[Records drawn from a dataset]
--- START ---

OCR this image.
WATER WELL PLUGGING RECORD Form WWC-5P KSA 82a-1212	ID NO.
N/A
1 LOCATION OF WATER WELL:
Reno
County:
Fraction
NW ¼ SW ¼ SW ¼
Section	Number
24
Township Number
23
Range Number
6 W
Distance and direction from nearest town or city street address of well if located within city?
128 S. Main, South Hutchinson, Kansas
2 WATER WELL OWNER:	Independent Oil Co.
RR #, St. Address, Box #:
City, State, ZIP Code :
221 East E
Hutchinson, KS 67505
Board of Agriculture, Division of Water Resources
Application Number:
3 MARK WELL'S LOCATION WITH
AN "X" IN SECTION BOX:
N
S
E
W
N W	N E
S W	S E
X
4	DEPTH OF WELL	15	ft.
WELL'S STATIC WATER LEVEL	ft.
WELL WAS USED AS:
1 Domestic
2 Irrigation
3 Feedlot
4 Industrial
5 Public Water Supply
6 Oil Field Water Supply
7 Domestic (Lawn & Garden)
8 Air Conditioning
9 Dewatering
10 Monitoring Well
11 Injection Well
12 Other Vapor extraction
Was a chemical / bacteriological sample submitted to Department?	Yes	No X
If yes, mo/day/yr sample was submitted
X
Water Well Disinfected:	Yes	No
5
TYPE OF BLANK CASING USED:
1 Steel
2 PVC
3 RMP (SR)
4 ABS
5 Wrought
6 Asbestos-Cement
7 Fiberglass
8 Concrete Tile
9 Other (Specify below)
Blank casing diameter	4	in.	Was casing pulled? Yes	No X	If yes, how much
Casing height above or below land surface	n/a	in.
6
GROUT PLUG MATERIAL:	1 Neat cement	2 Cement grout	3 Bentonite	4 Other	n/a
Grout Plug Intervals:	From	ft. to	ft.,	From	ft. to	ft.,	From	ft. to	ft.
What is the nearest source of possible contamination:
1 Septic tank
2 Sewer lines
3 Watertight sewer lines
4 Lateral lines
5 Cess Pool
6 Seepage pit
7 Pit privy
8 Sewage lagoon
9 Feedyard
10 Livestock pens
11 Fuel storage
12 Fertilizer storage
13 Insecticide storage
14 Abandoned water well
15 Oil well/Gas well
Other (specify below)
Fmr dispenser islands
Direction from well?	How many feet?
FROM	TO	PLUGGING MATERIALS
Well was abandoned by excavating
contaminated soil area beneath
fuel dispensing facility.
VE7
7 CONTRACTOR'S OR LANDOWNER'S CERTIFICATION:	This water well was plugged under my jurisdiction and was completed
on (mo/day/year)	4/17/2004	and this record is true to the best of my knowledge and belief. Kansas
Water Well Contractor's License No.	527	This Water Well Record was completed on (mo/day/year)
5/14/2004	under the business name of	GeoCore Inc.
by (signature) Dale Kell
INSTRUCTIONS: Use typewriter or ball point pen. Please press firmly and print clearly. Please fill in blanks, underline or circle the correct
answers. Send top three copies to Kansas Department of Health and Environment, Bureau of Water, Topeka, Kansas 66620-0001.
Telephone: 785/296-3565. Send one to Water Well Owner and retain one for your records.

--- END ---

## Task goal
Every line above should be output exactly as it stands.

## Exercise answer
OCR this image.
WATER WELL PLUGGING RECORD Form WWC-5P KSA 82a-1212	ID NO.
N/A
1 LOCATION OF WATER WELL:
Reno
County:
Fraction
NW ¼ SW ¼ SW ¼
Section	Number
24
Township Number
23
Range Number
6 W
Distance and direction from nearest town or city street address of well if located within city?
128 S. Main, South Hutchinson, Kansas
2 WATER WELL OWNER:	Independent Oil Co.
RR #, St. Address, Box #:
City, State, ZIP Code :
221 East E
Hutchinson, KS 67505
Board of Agriculture, Division of Water Resources
Application Number:
3 MARK WELL'S LOCATION WITH
AN "X" IN SECTION BOX:
N
S
E
W
N W	N E
S W	S E
X
4	DEPTH OF WELL	15	ft.
WELL'S STATIC WATER LEVEL	ft.
WELL WAS USED AS:
1 Domestic
2 Irrigation
3 Feedlot
4 Industrial
5 Public Water Supply
6 Oil Field Water Supply
7 Domestic (Lawn & Garden)
8 Air Conditioning
9 Dewatering
10 Monitoring Well
11 Injection Well
12 Other Vapor extraction
Was a chemical / bacteriological sample submitted to Department?	Yes	No X
If yes, mo/day/yr sample was submitted
X
Water Well Disinfected:	Yes	No
5
TYPE OF BLANK CASING USED:
1 Steel
2 PVC
3 RMP (SR)
4 ABS
5 Wrought
6 Asbestos-Cement
7 Fiberglass
8 Concrete Tile
9 Other (Specify below)
Blank casing diameter	4	in.	Was casing pulled? Yes	No X	If yes, how much
Casing height above or below land surface	n/a	in.
6
GROUT PLUG MATERIAL:	1 Neat cement	2 Cement grout	3 Bentonite	4 Other	n/a
Grout Plug Intervals:	From	ft. to	ft.,	From	ft. to	ft.,	From	ft. to	ft.
What is the nearest source of possible contamination:
1 Septic tank
2 Sewer lines
3 Watertight sewer lines
4 Lateral lines
5 Cess Pool
6 Seepage pit
7 Pit privy
8 Sewage lagoon
9 Feedyard
10 Livestock pens
11 Fuel storage
12 Fertilizer storage
13 Insecticide storage
14 Abandoned water well
15 Oil well/Gas well
Other (specify below)
Fmr dispenser islands
Direction from well?	How many feet?
FROM	TO	PLUGGING MATERIALS
Well was abandoned by excavating
contaminated soil area beneath
fuel dispensing facility.
VE7
7 CONTRACTOR'S OR LANDOWNER'S CERTIFICATION:	This water well was plugged under my jurisdiction and was completed
on (mo/day/year)	4/17/2004	and this record is true to the best of my knowledge and belief. Kansas
Water Well Contractor's License No.	527	This Water Well Record was completed on (mo/day/year)
5/14/2004	under the business name of	GeoCore Inc.
by (signature) Dale Kell
INSTRUCTIONS: Use typewriter or ball point pen. Please press firmly and print clearly. Please fill in blanks, underline or circle the correct
answers. Send top three copies to Kansas Department of Health and Environment, Bureau of Water, Topeka, Kansas 66620-0001.
Telephone: 785/296-3565. Send one to Water Well Owner and retain one for your records.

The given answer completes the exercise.